Stored data entries
----
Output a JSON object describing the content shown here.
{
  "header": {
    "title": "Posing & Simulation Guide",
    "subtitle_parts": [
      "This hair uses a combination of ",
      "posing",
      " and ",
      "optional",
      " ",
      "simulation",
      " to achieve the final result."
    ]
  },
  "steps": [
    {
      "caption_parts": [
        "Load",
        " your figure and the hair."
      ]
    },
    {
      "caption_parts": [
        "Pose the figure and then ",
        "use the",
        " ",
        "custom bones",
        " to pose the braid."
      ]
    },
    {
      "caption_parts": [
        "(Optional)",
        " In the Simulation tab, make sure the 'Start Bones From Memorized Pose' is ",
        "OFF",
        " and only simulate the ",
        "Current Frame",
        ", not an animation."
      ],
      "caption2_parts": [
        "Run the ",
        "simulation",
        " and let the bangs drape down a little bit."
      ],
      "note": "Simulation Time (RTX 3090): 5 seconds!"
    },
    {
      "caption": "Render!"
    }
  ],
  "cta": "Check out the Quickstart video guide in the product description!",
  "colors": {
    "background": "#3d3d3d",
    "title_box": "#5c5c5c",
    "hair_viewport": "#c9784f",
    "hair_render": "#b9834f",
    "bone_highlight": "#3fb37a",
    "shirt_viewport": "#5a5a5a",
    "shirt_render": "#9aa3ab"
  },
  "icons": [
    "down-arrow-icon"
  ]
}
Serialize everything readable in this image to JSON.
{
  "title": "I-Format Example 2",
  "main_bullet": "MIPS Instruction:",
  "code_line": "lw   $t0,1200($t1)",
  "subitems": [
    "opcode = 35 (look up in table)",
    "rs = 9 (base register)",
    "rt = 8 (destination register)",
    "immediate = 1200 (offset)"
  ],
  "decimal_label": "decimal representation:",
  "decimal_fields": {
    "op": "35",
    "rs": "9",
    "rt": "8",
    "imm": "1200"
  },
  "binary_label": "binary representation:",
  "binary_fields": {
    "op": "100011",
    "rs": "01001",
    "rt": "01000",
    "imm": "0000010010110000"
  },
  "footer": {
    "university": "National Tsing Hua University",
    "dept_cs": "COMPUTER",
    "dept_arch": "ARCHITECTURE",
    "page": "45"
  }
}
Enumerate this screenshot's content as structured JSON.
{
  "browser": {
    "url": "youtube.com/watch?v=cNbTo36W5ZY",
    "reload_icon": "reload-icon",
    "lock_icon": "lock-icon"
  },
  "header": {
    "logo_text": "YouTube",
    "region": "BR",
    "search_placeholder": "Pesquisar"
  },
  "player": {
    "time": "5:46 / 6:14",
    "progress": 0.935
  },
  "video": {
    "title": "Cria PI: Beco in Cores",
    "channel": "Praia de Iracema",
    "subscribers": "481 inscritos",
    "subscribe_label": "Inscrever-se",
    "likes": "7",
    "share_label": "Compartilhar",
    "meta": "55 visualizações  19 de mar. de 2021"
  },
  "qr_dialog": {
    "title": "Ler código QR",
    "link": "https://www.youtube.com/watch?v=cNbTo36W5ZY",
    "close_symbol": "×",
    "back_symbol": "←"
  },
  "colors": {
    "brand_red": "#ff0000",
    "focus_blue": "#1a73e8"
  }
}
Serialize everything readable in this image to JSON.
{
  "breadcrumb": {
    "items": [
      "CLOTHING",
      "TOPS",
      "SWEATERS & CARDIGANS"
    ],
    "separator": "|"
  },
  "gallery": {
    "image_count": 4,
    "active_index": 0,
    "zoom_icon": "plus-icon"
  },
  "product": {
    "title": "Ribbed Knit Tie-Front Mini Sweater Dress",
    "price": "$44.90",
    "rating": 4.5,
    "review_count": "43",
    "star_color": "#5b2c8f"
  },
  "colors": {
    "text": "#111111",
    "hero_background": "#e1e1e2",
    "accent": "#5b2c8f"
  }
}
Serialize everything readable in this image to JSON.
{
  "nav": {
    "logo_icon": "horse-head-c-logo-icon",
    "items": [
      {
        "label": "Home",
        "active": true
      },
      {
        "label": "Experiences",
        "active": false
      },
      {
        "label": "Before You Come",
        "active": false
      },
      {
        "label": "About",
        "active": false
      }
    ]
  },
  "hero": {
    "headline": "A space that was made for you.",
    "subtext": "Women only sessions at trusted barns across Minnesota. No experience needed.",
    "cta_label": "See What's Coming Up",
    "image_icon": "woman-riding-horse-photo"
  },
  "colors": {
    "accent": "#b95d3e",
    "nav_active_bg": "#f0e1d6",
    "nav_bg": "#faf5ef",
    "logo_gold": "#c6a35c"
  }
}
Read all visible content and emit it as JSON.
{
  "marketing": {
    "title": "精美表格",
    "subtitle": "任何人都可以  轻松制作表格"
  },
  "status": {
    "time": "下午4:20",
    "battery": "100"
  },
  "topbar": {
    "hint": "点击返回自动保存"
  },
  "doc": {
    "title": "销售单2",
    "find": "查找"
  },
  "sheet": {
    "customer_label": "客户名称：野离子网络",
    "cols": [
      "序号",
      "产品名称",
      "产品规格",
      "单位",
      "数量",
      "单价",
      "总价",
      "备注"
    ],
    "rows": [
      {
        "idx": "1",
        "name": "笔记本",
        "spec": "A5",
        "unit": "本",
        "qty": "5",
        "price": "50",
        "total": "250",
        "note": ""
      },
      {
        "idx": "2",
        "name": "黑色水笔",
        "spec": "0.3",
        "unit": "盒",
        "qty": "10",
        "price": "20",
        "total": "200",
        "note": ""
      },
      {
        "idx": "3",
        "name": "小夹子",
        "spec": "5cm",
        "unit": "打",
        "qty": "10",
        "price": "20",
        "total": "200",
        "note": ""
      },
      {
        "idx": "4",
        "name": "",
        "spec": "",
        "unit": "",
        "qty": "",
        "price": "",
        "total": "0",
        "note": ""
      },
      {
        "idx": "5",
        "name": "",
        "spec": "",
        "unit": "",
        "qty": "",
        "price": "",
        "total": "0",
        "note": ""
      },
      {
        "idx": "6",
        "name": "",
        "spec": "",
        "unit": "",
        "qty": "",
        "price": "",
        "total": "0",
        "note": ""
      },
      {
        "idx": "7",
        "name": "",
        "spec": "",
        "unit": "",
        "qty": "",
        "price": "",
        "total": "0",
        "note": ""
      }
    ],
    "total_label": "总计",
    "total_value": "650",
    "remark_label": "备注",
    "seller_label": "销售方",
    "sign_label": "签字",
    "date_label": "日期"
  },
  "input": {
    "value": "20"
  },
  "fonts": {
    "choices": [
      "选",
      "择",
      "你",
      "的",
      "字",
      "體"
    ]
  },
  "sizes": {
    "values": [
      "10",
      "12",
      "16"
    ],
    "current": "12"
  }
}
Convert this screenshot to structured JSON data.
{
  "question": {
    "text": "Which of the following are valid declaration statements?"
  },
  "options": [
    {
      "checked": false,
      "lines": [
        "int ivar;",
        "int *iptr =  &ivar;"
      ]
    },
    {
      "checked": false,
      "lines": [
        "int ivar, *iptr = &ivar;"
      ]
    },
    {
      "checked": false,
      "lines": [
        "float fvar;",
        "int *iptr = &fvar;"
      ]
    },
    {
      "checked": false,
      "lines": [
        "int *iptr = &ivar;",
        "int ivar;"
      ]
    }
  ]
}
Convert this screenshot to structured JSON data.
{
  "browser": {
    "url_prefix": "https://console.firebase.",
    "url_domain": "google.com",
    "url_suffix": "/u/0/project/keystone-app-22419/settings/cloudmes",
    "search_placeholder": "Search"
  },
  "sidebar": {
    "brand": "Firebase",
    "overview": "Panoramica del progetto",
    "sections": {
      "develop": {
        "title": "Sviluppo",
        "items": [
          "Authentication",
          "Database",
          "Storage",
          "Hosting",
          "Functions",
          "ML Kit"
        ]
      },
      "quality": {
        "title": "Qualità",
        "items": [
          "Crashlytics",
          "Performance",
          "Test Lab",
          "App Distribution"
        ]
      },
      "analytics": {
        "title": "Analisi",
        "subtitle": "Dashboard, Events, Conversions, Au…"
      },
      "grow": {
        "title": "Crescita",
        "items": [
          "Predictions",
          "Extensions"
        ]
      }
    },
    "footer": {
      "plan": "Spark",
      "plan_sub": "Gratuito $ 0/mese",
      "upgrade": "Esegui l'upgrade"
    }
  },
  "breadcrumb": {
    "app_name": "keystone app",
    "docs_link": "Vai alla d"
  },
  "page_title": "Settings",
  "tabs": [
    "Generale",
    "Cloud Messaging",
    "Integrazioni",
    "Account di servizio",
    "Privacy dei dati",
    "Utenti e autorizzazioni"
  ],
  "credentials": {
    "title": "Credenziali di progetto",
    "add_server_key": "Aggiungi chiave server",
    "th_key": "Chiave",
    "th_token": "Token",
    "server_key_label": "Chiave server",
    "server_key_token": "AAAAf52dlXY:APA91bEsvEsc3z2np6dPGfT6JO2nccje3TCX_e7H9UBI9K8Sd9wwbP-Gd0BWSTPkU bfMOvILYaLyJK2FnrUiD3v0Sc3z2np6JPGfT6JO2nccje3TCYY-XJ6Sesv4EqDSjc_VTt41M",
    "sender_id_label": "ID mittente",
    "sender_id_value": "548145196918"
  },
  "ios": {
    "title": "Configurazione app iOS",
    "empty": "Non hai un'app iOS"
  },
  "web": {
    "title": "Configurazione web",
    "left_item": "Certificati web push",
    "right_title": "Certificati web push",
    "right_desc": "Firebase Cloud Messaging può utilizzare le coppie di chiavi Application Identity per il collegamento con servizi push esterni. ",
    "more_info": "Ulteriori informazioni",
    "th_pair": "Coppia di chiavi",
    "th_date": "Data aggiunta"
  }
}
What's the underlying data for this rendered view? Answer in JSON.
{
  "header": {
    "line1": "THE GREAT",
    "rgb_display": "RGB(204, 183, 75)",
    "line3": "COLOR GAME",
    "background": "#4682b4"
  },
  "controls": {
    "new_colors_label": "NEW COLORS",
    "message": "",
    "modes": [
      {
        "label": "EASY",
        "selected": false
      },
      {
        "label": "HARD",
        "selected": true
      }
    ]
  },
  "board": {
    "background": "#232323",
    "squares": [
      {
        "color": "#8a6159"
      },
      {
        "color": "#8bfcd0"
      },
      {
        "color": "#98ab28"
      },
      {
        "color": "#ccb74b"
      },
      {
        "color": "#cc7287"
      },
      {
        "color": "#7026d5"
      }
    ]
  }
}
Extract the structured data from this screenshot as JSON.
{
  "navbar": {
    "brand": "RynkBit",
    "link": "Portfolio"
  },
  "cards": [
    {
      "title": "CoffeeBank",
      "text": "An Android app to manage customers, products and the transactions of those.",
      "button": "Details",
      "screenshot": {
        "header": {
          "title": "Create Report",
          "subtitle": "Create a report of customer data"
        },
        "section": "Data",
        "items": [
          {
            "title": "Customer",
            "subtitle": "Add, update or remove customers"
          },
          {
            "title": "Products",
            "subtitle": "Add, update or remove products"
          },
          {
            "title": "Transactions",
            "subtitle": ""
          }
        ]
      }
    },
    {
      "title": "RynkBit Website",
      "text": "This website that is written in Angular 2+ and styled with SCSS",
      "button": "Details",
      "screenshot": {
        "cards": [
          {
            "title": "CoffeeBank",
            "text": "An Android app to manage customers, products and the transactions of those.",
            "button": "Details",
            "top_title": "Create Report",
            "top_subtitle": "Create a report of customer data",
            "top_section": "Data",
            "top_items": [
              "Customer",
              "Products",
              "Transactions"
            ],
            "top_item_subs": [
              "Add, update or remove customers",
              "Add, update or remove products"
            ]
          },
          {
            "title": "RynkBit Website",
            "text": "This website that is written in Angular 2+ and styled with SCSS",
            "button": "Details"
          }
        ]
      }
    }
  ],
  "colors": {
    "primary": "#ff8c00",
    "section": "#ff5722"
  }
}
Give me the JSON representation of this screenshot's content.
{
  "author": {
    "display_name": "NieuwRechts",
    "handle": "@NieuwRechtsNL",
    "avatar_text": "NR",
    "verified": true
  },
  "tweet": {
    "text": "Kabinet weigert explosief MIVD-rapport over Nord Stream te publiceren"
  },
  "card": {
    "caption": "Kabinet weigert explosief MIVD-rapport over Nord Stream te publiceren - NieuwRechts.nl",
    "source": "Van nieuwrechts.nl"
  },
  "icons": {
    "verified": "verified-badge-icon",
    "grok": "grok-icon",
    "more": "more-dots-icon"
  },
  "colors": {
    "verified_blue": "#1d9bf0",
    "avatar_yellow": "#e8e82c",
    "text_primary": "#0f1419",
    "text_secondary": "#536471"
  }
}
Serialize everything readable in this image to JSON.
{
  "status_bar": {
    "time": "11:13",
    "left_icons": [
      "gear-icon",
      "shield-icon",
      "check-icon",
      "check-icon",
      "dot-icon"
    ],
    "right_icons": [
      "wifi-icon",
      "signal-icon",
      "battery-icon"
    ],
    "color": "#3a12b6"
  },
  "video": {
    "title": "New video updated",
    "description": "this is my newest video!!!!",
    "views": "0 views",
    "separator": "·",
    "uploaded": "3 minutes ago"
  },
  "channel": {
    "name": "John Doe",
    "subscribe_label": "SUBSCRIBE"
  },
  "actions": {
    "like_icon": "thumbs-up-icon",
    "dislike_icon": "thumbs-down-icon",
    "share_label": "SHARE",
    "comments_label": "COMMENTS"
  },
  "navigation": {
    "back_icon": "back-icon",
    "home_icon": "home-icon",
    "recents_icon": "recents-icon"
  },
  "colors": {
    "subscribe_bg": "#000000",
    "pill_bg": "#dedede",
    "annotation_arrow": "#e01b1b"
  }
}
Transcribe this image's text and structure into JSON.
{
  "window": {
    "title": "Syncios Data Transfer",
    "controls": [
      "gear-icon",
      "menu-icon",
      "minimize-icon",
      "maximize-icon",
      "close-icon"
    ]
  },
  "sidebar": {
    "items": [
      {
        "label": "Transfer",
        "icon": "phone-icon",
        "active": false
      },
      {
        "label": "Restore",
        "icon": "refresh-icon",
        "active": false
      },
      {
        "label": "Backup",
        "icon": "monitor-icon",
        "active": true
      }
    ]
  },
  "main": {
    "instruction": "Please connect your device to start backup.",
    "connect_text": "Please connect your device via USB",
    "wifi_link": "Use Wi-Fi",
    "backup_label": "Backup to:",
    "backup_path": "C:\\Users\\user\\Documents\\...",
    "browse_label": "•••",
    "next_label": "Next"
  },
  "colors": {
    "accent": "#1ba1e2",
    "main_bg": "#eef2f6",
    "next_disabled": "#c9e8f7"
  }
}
----
Set exercise: Find the lines with the string "only" and reproduce them.

Task solution:
        " and only simulate the ",
    "subtext": "Women only sessions at trusted barns across Minnesota. No experience needed.",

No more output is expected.